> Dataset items

_ _ _ _

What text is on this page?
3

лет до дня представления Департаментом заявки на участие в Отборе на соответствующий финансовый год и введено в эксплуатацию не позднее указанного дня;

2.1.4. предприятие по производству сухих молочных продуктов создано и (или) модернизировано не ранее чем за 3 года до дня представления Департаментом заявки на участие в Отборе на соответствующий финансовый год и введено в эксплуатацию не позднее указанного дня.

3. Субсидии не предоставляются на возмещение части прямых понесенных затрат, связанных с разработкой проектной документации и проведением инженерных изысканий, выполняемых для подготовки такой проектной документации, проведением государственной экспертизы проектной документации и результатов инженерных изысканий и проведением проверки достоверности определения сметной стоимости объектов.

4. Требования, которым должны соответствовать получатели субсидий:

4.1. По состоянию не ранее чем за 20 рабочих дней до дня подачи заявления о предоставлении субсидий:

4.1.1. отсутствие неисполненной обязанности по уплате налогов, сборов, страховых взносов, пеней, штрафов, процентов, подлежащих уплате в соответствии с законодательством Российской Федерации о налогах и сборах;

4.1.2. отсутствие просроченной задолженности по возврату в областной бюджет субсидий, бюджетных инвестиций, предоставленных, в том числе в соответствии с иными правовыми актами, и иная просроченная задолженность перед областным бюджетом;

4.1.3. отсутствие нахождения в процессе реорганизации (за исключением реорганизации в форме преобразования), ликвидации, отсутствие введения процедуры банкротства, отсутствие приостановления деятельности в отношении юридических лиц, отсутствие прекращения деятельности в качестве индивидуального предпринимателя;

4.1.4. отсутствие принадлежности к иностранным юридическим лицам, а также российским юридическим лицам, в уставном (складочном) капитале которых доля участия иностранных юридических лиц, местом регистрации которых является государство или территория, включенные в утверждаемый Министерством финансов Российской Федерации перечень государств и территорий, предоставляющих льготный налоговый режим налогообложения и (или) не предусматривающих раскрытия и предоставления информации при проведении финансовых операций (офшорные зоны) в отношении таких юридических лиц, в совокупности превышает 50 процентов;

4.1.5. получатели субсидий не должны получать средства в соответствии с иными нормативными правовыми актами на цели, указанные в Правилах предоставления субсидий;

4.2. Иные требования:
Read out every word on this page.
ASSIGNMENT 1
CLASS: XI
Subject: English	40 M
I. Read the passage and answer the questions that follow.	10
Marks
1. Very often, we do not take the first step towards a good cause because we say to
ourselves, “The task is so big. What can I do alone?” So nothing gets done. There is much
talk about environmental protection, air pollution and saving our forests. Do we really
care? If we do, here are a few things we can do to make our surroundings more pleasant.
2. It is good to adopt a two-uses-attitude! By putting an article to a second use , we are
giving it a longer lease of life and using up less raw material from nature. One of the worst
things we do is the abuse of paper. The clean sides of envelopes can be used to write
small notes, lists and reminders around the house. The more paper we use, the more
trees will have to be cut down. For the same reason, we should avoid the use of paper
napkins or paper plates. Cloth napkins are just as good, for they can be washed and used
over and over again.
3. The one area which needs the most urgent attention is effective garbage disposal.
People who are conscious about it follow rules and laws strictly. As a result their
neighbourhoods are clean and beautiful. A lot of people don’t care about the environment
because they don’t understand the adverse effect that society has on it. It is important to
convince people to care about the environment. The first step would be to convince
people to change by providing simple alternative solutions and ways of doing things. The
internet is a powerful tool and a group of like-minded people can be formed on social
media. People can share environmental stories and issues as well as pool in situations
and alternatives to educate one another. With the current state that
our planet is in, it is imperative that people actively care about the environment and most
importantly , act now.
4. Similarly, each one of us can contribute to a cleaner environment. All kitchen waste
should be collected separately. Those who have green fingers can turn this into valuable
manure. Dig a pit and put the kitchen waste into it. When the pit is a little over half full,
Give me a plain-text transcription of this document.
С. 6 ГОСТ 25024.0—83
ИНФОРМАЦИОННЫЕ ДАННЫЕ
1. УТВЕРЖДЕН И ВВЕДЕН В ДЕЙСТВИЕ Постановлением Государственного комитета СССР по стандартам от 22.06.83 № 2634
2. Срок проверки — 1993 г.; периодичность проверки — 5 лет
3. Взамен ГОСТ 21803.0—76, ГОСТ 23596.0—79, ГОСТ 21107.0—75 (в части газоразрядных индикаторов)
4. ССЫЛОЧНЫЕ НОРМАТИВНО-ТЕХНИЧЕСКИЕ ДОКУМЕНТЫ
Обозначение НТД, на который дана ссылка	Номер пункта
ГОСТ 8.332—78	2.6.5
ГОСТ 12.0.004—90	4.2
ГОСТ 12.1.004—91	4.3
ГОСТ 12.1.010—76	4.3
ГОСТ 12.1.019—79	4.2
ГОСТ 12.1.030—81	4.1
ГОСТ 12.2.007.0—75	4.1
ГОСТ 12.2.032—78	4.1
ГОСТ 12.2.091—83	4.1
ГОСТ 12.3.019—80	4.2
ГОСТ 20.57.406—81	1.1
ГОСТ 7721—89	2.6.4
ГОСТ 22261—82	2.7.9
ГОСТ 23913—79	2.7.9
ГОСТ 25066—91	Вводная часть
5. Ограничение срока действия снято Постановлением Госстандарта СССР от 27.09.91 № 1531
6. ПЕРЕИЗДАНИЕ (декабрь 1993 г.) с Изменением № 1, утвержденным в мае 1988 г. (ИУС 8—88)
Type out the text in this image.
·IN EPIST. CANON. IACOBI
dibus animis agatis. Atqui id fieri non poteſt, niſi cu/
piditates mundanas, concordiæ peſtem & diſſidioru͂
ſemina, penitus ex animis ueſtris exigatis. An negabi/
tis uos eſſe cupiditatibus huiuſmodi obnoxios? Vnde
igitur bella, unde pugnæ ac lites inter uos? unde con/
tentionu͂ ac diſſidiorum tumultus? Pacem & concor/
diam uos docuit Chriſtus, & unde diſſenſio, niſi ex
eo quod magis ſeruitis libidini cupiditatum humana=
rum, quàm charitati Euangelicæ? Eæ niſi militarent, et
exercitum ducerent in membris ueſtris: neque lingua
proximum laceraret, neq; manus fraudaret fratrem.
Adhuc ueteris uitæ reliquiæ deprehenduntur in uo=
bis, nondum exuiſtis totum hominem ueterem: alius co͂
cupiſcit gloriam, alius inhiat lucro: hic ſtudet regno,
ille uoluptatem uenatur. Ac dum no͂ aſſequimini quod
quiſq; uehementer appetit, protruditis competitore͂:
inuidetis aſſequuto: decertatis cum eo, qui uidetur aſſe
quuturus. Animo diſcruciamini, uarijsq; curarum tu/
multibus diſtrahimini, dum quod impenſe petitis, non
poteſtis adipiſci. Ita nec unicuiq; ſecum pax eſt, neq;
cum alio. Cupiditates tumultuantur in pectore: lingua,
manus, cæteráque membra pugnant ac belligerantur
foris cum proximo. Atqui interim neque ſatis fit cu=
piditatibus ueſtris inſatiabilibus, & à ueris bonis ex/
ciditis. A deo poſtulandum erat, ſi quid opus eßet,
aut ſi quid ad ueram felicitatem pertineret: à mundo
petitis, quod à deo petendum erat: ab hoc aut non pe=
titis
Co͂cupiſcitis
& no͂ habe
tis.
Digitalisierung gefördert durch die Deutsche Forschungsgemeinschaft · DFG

_ _ _ _

> REQUIRED WORK
Write out every entry exactly as given.

> EXPECTED OUTPUT
What text is on this page?
3

лет до дня представления Департаментом заявки на участие в Отборе на соответствующий финансовый год и введено в эксплуатацию не позднее указанного дня;

2.1.4. предприятие по производству сухих молочных продуктов создано и (или) модернизировано не ранее чем за 3 года до дня представления Департаментом заявки на участие в Отборе на соответствующий финансовый год и введено в эксплуатацию не позднее указанного дня.

3. Субсидии не предоставляются на возмещение части прямых понесенных затрат, связанных с разработкой проектной документации и проведением инженерных изысканий, выполняемых для подготовки такой проектной документации, проведением государственной экспертизы проектной документации и результатов инженерных изысканий и проведением проверки достоверности определения сметной стоимости объектов.

4. Требования, которым должны соответствовать получатели субсидий:

4.1. По состоянию не ранее чем за 20 рабочих дней до дня подачи заявления о предоставлении субсидий:

4.1.1. отсутствие неисполненной обязанности по уплате налогов, сборов, страховых взносов, пеней, штрафов, процентов, подлежащих уплате в соответствии с законодательством Российской Федерации о налогах и сборах;

4.1.2. отсутствие просроченной задолженности по возврату в областной бюджет субсидий, бюджетных инвестиций, предоставленных, в том числе в соответствии с иными правовыми актами, и иная просроченная задолженность перед областным бюджетом;

4.1.3. отсутствие нахождения в процессе реорганизации (за исключением реорганизации в форме преобразования), ликвидации, отсутствие введения процедуры банкротства, отсутствие приостановления деятельности в отношении юридических лиц, отсутствие прекращения деятельности в качестве индивидуального предпринимателя;

4.1.4. отсутствие принадлежности к иностранным юридическим лицам, а также российским юридическим лицам, в уставном (складочном) капитале которых доля участия иностранных юридических лиц, местом регистрации которых является государство или территория, включенные в утверждаемый Министерством финансов Российской Федерации перечень государств и территорий, предоставляющих льготный налоговый режим налогообложения и (или) не предусматривающих раскрытия и предоставления информации при проведении финансовых операций (офшорные зоны) в отношении таких юридических лиц, в совокупности превышает 50 процентов;

4.1.5. получатели субсидий не должны получать средства в соответствии с иными нормативными правовыми актами на цели, указанные в Правилах предоставления субсидий;

4.2. Иные требования:
Read out every word on this page.
ASSIGNMENT 1
CLASS: XI
Subject: English	40 M
I. Read the passage and answer the questions that follow.	10
Marks
1. Very often, we do not take the first step towards a good cause because we say to
ourselves, “The task is so big. What can I do alone?” So nothing gets done. There is much
talk about environmental protection, air pollution and saving our forests. Do we really
care? If we do, here are a few things we can do to make our surroundings more pleasant.
2. It is good to adopt a two-uses-attitude! By putting an article to a second use , we are
giving it a longer lease of life and using up less raw material from nature. One of the worst
things we do is the abuse of paper. The clean sides of envelopes can be used to write
small notes, lists and reminders around the house. The more paper we use, the more
trees will have to be cut down. For the same reason, we should avoid the use of paper
napkins or paper plates. Cloth napkins are just as good, for they can be washed and used
over and over again.
3. The one area which needs the most urgent attention is effective garbage disposal.
People who are conscious about it follow rules and laws strictly. As a result their
neighbourhoods are clean and beautiful. A lot of people don’t care about the environment
because they don’t understand the adverse effect that society has on it. It is important to
convince people to care about the environment. The first step would be to convince
people to change by providing simple alternative solutions and ways of doing things. The
internet is a powerful tool and a group of like-minded people can be formed on social
media. People can share environmental stories and issues as well as pool in situations
and alternatives to educate one another. With the current state that
our planet is in, it is imperative that people actively care about the environment and most
importantly , act now.
4. Similarly, each one of us can contribute to a cleaner environment. All kitchen waste
should be collected separately. Those who have green fingers can turn this into valuable
manure. Dig a pit and put the kitchen waste into it. When the pit is a little over half full,
Give me a plain-text transcription of this document.
С. 6 ГОСТ 25024.0—83
ИНФОРМАЦИОННЫЕ ДАННЫЕ
1. УТВЕРЖДЕН И ВВЕДЕН В ДЕЙСТВИЕ Постановлением Государственного комитета СССР по стандартам от 22.06.83 № 2634
2. Срок проверки — 1993 г.; периодичность проверки — 5 лет
3. Взамен ГОСТ 21803.0—76, ГОСТ 23596.0—79, ГОСТ 21107.0—75 (в части газоразрядных индикаторов)
4. ССЫЛОЧНЫЕ НОРМАТИВНО-ТЕХНИЧЕСКИЕ ДОКУМЕНТЫ
Обозначение НТД, на который дана ссылка	Номер пункта
ГОСТ 8.332—78	2.6.5
ГОСТ 12.0.004—90	4.2
ГОСТ 12.1.004—91	4.3
ГОСТ 12.1.010—76	4.3
ГОСТ 12.1.019—79	4.2
ГОСТ 12.1.030—81	4.1
ГОСТ 12.2.007.0—75	4.1
ГОСТ 12.2.032—78	4.1
ГОСТ 12.2.091—83	4.1
ГОСТ 12.3.019—80	4.2
ГОСТ 20.57.406—81	1.1
ГОСТ 7721—89	2.6.4
ГОСТ 22261—82	2.7.9
ГОСТ 23913—79	2.7.9
ГОСТ 25066—91	Вводная часть
5. Ограничение срока действия снято Постановлением Госстандарта СССР от 27.09.91 № 1531
6. ПЕРЕИЗДАНИЕ (декабрь 1993 г.) с Изменением № 1, утвержденным в мае 1988 г. (ИУС 8—88)
Type out the text in this image.
·IN EPIST. CANON. IACOBI
dibus animis agatis. Atqui id fieri non poteſt, niſi cu/
piditates mundanas, concordiæ peſtem & diſſidioru͂
ſemina, penitus ex animis ueſtris exigatis. An negabi/
tis uos eſſe cupiditatibus huiuſmodi obnoxios? Vnde
igitur bella, unde pugnæ ac lites inter uos? unde con/
tentionu͂ ac diſſidiorum tumultus? Pacem & concor/
diam uos docuit Chriſtus, & unde diſſenſio, niſi ex
eo quod magis ſeruitis libidini cupiditatum humana=
rum, quàm charitati Euangelicæ? Eæ niſi militarent, et
exercitum ducerent in membris ueſtris: neque lingua
proximum laceraret, neq; manus fraudaret fratrem.
Adhuc ueteris uitæ reliquiæ deprehenduntur in uo=
bis, nondum exuiſtis totum hominem ueterem: alius co͂
cupiſcit gloriam, alius inhiat lucro: hic ſtudet regno,
ille uoluptatem uenatur. Ac dum no͂ aſſequimini quod
quiſq; uehementer appetit, protruditis competitore͂:
inuidetis aſſequuto: decertatis cum eo, qui uidetur aſſe
quuturus. Animo diſcruciamini, uarijsq; curarum tu/
multibus diſtrahimini, dum quod impenſe petitis, non
poteſtis adipiſci. Ita nec unicuiq; ſecum pax eſt, neq;
cum alio. Cupiditates tumultuantur in pectore: lingua,
manus, cæteráque membra pugnant ac belligerantur
foris cum proximo. Atqui interim neque ſatis fit cu=
piditatibus ueſtris inſatiabilibus, & à ueris bonis ex/
ciditis. A deo poſtulandum erat, ſi quid opus eßet,
aut ſi quid ad ueram felicitatem pertineret: à mundo
petitis, quod à deo petendum erat: ab hoc aut non pe=
titis
Co͂cupiſcitis
& no͂ habe
tis.
Digitalisierung gefördert durch die Deutsche Forschungsgemeinschaft · DFG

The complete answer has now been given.